>> start Given data
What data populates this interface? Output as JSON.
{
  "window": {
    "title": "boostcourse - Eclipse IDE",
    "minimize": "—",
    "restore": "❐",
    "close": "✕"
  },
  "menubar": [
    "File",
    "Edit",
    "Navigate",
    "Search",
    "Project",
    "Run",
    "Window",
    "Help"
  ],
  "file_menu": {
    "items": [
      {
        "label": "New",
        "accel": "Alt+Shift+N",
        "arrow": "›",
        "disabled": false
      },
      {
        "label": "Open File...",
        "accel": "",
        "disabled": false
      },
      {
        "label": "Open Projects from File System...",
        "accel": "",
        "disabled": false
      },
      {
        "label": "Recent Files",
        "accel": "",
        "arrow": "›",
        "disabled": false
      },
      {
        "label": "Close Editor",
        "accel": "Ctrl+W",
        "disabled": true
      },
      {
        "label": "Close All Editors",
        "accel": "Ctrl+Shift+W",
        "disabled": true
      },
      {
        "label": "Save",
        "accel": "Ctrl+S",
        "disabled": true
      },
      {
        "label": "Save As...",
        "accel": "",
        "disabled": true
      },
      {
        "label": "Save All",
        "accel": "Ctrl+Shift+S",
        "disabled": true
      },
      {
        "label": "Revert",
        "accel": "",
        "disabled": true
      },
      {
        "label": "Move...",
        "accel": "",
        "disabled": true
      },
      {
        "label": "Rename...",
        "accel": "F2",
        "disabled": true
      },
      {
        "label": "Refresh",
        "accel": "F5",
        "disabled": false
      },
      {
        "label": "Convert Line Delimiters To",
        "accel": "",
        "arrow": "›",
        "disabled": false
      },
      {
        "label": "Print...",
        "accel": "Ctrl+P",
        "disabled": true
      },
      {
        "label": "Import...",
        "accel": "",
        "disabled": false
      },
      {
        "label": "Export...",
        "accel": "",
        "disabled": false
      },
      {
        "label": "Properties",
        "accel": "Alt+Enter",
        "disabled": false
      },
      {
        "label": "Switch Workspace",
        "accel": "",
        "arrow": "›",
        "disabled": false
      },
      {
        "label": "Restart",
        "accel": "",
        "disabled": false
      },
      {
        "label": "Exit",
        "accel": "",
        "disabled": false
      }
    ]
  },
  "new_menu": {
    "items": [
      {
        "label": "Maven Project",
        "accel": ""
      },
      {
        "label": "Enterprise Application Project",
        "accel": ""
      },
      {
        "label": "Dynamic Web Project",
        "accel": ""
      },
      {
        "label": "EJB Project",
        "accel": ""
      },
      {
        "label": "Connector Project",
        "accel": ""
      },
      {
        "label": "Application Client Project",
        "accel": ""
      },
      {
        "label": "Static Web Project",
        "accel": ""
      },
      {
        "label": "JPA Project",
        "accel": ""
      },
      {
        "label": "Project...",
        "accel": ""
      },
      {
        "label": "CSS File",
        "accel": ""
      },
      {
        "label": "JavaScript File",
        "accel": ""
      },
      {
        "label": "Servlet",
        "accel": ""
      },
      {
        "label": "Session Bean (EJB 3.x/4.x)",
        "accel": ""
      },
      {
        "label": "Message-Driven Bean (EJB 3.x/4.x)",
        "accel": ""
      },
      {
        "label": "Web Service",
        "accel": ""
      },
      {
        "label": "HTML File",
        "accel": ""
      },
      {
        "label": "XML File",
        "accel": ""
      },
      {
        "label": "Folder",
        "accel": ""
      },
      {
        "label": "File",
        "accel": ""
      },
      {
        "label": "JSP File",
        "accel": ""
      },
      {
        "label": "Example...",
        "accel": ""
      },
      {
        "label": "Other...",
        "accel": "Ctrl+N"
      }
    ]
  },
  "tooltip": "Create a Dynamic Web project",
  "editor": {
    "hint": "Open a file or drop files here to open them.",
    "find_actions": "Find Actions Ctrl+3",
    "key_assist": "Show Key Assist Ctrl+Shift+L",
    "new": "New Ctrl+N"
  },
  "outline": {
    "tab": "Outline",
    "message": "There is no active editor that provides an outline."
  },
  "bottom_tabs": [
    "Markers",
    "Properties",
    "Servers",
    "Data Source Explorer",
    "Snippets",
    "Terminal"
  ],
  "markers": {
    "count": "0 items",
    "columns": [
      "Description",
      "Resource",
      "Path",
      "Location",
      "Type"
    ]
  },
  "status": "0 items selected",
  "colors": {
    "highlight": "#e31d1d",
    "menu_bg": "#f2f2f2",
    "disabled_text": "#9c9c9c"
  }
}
>> end Given data
Output each record precisely as given.

> [Finished exercise]:
What data populates this interface? Output as JSON.
{
  "window": {
    "title": "boostcourse - Eclipse IDE",
    "minimize": "—",
    "restore": "❐",
    "close": "✕"
  },
  "menubar": [
    "File",
    "Edit",
    "Navigate",
    "Search",
    "Project",
    "Run",
    "Window",
    "Help"
  ],
  "file_menu": {
    "items": [
      {
        "label": "New",
        "accel": "Alt+Shift+N",
        "arrow": "›",
        "disabled": false
      },
      {
        "label": "Open File...",
        "accel": "",
        "disabled": false
      },
      {
        "label": "Open Projects from File System...",
        "accel": "",
        "disabled": false
      },
      {
        "label": "Recent Files",
        "accel": "",
        "arrow": "›",
        "disabled": false
      },
      {
        "label": "Close Editor",
        "accel": "Ctrl+W",
        "disabled": true
      },
      {
        "label": "Close All Editors",
        "accel": "Ctrl+Shift+W",
        "disabled": true
      },
      {
        "label": "Save",
        "accel": "Ctrl+S",
        "disabled": true
      },
      {
        "label": "Save As...",
        "accel": "",
        "disabled": true
      },
      {
        "label": "Save All",
        "accel": "Ctrl+Shift+S",
        "disabled": true
      },
      {
        "label": "Revert",
        "accel": "",
        "disabled": true
      },
      {
        "label": "Move...",
        "accel": "",
        "disabled": true
      },
      {
        "label": "Rename...",
        "accel": "F2",
        "disabled": true
      },
      {
        "label": "Refresh",
        "accel": "F5",
        "disabled": false
      },
      {
        "label": "Convert Line Delimiters To",
        "accel": "",
        "arrow": "›",
        "disabled": false
      },
      {
        "label": "Print...",
        "accel": "Ctrl+P",
        "disabled": true
      },
      {
        "label": "Import...",
        "accel": "",
        "disabled": false
      },
      {
        "label": "Export...",
        "accel": "",
        "disabled": false
      },
      {
        "label": "Properties",
        "accel": "Alt+Enter",
        "disabled": false
      },
      {
        "label": "Switch Workspace",
        "accel": "",
        "arrow": "›",
        "disabled": false
      },
      {
        "label": "Restart",
        "accel": "",
        "disabled": false
      },
      {
        "label": "Exit",
        "accel": "",
        "disabled": false
      }
    ]
  },
  "new_menu": {
    "items": [
      {
        "label": "Maven Project",
        "accel": ""
      },
      {
        "label": "Enterprise Application Project",
        "accel": ""
      },
      {
        "label": "Dynamic Web Project",
        "accel": ""
      },
      {
        "label": "EJB Project",
        "accel": ""
      },
      {
        "label": "Connector Project",
        "accel": ""
      },
      {
        "label": "Application Client Project",
        "accel": ""
      },
      {
        "label": "Static Web Project",
        "accel": ""
      },
      {
        "label": "JPA Project",
        "accel": ""
      },
      {
        "label": "Project...",
        "accel": ""
      },
      {
        "label": "CSS File",
        "accel": ""
      },
      {
        "label": "JavaScript File",
        "accel": ""
      },
      {
        "label": "Servlet",
        "accel": ""
      },
      {
        "label": "Session Bean (EJB 3.x/4.x)",
        "accel": ""
      },
      {
        "label": "Message-Driven Bean (EJB 3.x/4.x)",
        "accel": ""
      },
      {
        "label": "Web Service",
        "accel": ""
      },
      {
        "label": "HTML File",
        "accel": ""
      },
      {
        "label": "XML File",
        "accel": ""
      },
      {
        "label": "Folder",
        "accel": ""
      },
      {
        "label": "File",
        "accel": ""
      },
      {
        "label": "JSP File",
        "accel": ""
      },
      {
        "label": "Example...",
        "accel": ""
      },
      {
        "label": "Other...",
        "accel": "Ctrl+N"
      }
    ]
  },
  "tooltip": "Create a Dynamic Web project",
  "editor": {
    "hint": "Open a file or drop files here to open them.",
    "find_actions": "Find Actions Ctrl+3",
    "key_assist": "Show Key Assist Ctrl+Shift+L",
    "new": "New Ctrl+N"
  },
  "outline": {
    "tab": "Outline",
    "message": "There is no active editor that provides an outline."
  },
  "bottom_tabs": [
    "Markers",
    "Properties",
    "Servers",
    "Data Source Explorer",
    "Snippets",
    "Terminal"
  ],
  "markers": {
    "count": "0 items",
    "columns": [
      "Description",
      "Resource",
      "Path",
      "Location",
      "Type"
    ]
  },
  "status": "0 items selected",
  "colors": {
    "highlight": "#e31d1d",
    "menu_bg": "#f2f2f2",
    "disabled_text": "#9c9c9c"
  }
}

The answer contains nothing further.